→ **Written exercise**
Reproduce the listing exactly, with no pictures in your copy.

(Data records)
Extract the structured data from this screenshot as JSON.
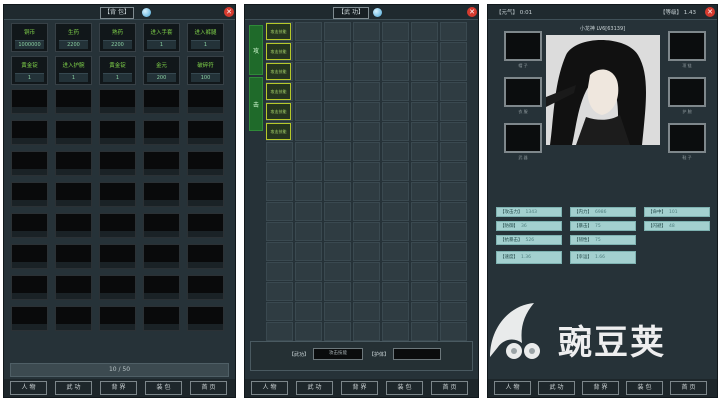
{
  "bag": {
    "title": "【背 包】",
    "stats": [
      {
        "label": "铜币",
        "value": "1000000"
      },
      {
        "label": "生药",
        "value": "2200"
      },
      {
        "label": "熟药",
        "value": "2200"
      },
      {
        "label": "进入手套",
        "value": "1"
      },
      {
        "label": "进入裤腿",
        "value": "1"
      },
      {
        "label": "黄金锭",
        "value": "1"
      },
      {
        "label": "进入护腕",
        "value": "1"
      },
      {
        "label": "黄金锭",
        "value": "1"
      },
      {
        "label": "金元",
        "value": "200"
      },
      {
        "label": "破碎符",
        "value": "100"
      }
    ],
    "page": "10 / 50",
    "nav": [
      "人 物",
      "武 功",
      "背 界",
      "装 包",
      "首 页"
    ]
  },
  "skills": {
    "title": "【武 功】",
    "tabs": [
      "攻",
      "击"
    ],
    "items": [
      "攻击技能",
      "攻击技能",
      "攻击技能",
      "攻击技能",
      "攻击技能",
      "攻击技能"
    ],
    "field1_label": "【武功】",
    "field1_value": "攻击技能",
    "field2_label": "【护体】",
    "field2_value": "",
    "nav": [
      "人 物",
      "武 功",
      "背 界",
      "装 包",
      "首 页"
    ]
  },
  "character": {
    "header_left": "【元气】 0:01",
    "header_right": "【等级】 1.43",
    "name": "小龙神 LV6[63139]",
    "equip_left": [
      "帽 子",
      "衣 服",
      "武 器"
    ],
    "equip_right": [
      "项 链",
      "护 腕",
      "鞋 子"
    ],
    "attrs": [
      {
        "label": "【攻击力】",
        "value": "1343"
      },
      {
        "label": "【内力】",
        "value": "6986"
      },
      {
        "label": "【命中】",
        "value": "101"
      },
      {
        "label": "【防御】",
        "value": "36"
      },
      {
        "label": "【暴击】",
        "value": "75"
      },
      {
        "label": "【闪避】",
        "value": "48"
      },
      {
        "label": "【抗暴击】",
        "value": "526"
      },
      {
        "label": "【韧性】",
        "value": "75"
      },
      {
        "label": "【速度】",
        "value": "1.36"
      },
      {
        "label": "【幸运】",
        "value": "1.66"
      }
    ],
    "nav": [
      "人 物",
      "武 功",
      "背 界",
      "装 包",
      "首 页"
    ]
  },
  "watermark": "豌豆荚"
}
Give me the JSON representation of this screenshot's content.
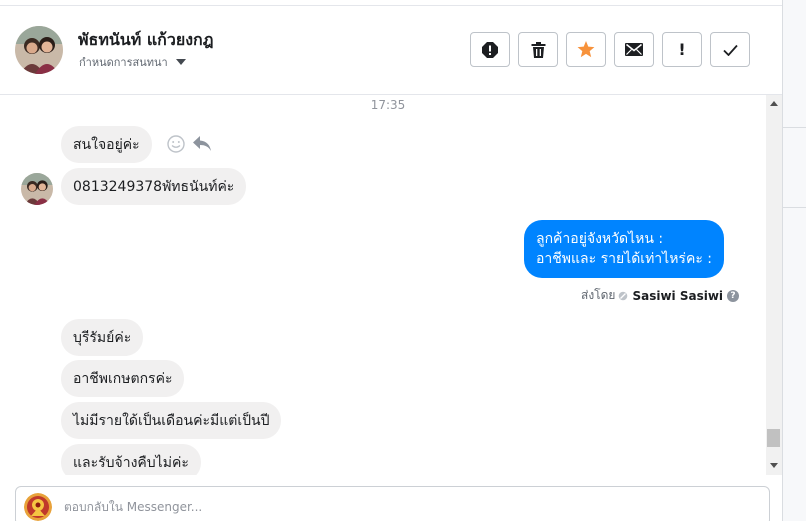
{
  "header": {
    "contact_name": "พัธทนันท์ แก้วยงกฎ",
    "label_dropdown": "กำหนดการสนทนา",
    "actions": [
      {
        "name": "spam-button",
        "icon": "alert-circle-icon"
      },
      {
        "name": "delete-button",
        "icon": "trash-icon"
      },
      {
        "name": "star-button",
        "icon": "star-icon",
        "color": "#f7923b"
      },
      {
        "name": "mark-unread-button",
        "icon": "envelope-icon"
      },
      {
        "name": "follow-up-button",
        "icon": "exclamation-icon",
        "glyph": "!"
      },
      {
        "name": "mark-done-button",
        "icon": "checkmark-icon"
      }
    ]
  },
  "thread": {
    "timestamp": "17:35",
    "messages": [
      {
        "direction": "in",
        "text": "สนใจอยู่ค่ะ"
      },
      {
        "direction": "in",
        "text": "0813249378พัทธนันท์ค่ะ"
      },
      {
        "direction": "out",
        "lines": [
          "ลูกค้าอยู่จังหวัดไหน :",
          "อาชีพและ รายได้เท่าไหร่คะ :"
        ]
      },
      {
        "direction": "in",
        "text": "บุรีรัมย์ค่ะ"
      },
      {
        "direction": "in",
        "text": "อาชีพเกษตกรค่ะ"
      },
      {
        "direction": "in",
        "text": "ไม่มีรายใด้เป็นเดือนค่ะมีแต่เป็นปี"
      },
      {
        "direction": "in",
        "text": "และรับจ้างคืบไม่ค่ะ"
      }
    ],
    "sent_by_label": "ส่งโดย",
    "sent_by_name": "Sasiwi Sasiwi",
    "help_glyph": "?"
  },
  "composer": {
    "placeholder": "ตอบกลับใน Messenger..."
  },
  "colors": {
    "outgoing_bubble": "#0084ff",
    "incoming_bubble": "#f1f0f0",
    "star": "#f7923b"
  }
}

→ **Answer to this problem**
Extract the structured data from this screenshot as JSON.
{
  "bag": {
    "title": "【背 包】",
    "stats": [
      {
        "label": "铜币",
        "value": "1000000"
      },
      {
        "label": "生药",
        "value": "2200"
      },
      {
        "label": "熟药",
        "value": "2200"
      },
      {
        "label": "进入手套",
        "value": "1"
      },
      {
        "label": "进入裤腿",
        "value": "1"
      },
      {
        "label": "黄金锭",
        "value": "1"
      },
      {
        "label": "进入护腕",
        "value": "1"
      },
      {
        "label": "黄金锭",
        "value": "1"
      },
      {
        "label": "金元",
        "value": "200"
      },
      {
        "label": "破碎符",
        "value": "100"
      }
    ],
    "page": "10 / 50",
    "nav": [
      "人 物",
      "武 功",
      "背 界",
      "装 包",
      "首 页"
    ]
  },
  "skills": {
    "title": "【武 功】",
    "tabs": [
      "攻",
      "击"
    ],
    "items": [
      "攻击技能",
      "攻击技能",
      "攻击技能",
      "攻击技能",
      "攻击技能",
      "攻击技能"
    ],
    "field1_label": "【武功】",
    "field1_value": "攻击技能",
    "field2_label": "【护体】",
    "field2_value": "",
    "nav": [
      "人 物",
      "武 功",
      "背 界",
      "装 包",
      "首 页"
    ]
  },
  "character": {
    "header_left": "【元气】 0:01",
    "header_right": "【等级】 1.43",
    "name": "小龙神 LV6[63139]",
    "equip_left": [
      "帽 子",
      "衣 服",
      "武 器"
    ],
    "equip_right": [
      "项 链",
      "护 腕",
      "鞋 子"
    ],
    "attrs": [
      {
        "label": "【攻击力】",
        "value": "1343"
      },
      {
        "label": "【内力】",
        "value": "6986"
      },
      {
        "label": "【命中】",
        "value": "101"
      },
      {
        "label": "【防御】",
        "value": "36"
      },
      {
        "label": "【暴击】",
        "value": "75"
      },
      {
        "label": "【闪避】",
        "value": "48"
      },
      {
        "label": "【抗暴击】",
        "value": "526"
      },
      {
        "label": "【韧性】",
        "value": "75"
      },
      {
        "label": "【速度】",
        "value": "1.36"
      },
      {
        "label": "【幸运】",
        "value": "1.66"
      }
    ],
    "nav": [
      "人 物",
      "武 功",
      "背 界",
      "装 包",
      "首 页"
    ]
  },
  "watermark": "豌豆荚"
}
Give me the JSON representation of this screenshot's content.
{
  "header": {
    "contact_name": "พัธทนันท์ แก้วยงกฎ",
    "label_dropdown": "กำหนดการสนทนา",
    "actions": [
      {
        "name": "spam-button",
        "icon": "alert-circle-icon"
      },
      {
        "name": "delete-button",
        "icon": "trash-icon"
      },
      {
        "name": "star-button",
        "icon": "star-icon",
        "color": "#f7923b"
      },
      {
        "name": "mark-unread-button",
        "icon": "envelope-icon"
      },
      {
        "name": "follow-up-button",
        "icon": "exclamation-icon",
        "glyph": "!"
      },
      {
        "name": "mark-done-button",
        "icon": "checkmark-icon"
      }
    ]
  },
  "thread": {
    "timestamp": "17:35",
    "messages": [
      {
        "direction": "in",
        "text": "สนใจอยู่ค่ะ"
      },
      {
        "direction": "in",
        "text": "0813249378พัทธนันท์ค่ะ"
      },
      {
        "direction": "out",
        "lines": [
          "ลูกค้าอยู่จังหวัดไหน :",
          "อาชีพและ รายได้เท่าไหร่คะ :"
        ]
      },
      {
        "direction": "in",
        "text": "บุรีรัมย์ค่ะ"
      },
      {
        "direction": "in",
        "text": "อาชีพเกษตกรค่ะ"
      },
      {
        "direction": "in",
        "text": "ไม่มีรายใด้เป็นเดือนค่ะมีแต่เป็นปี"
      },
      {
        "direction": "in",
        "text": "และรับจ้างคืบไม่ค่ะ"
      }
    ],
    "sent_by_label": "ส่งโดย",
    "sent_by_name": "Sasiwi Sasiwi",
    "help_glyph": "?"
  },
  "composer": {
    "placeholder": "ตอบกลับใน Messenger..."
  },
  "colors": {
    "outgoing_bubble": "#0084ff",
    "incoming_bubble": "#f1f0f0",
    "star": "#f7923b"
  }
}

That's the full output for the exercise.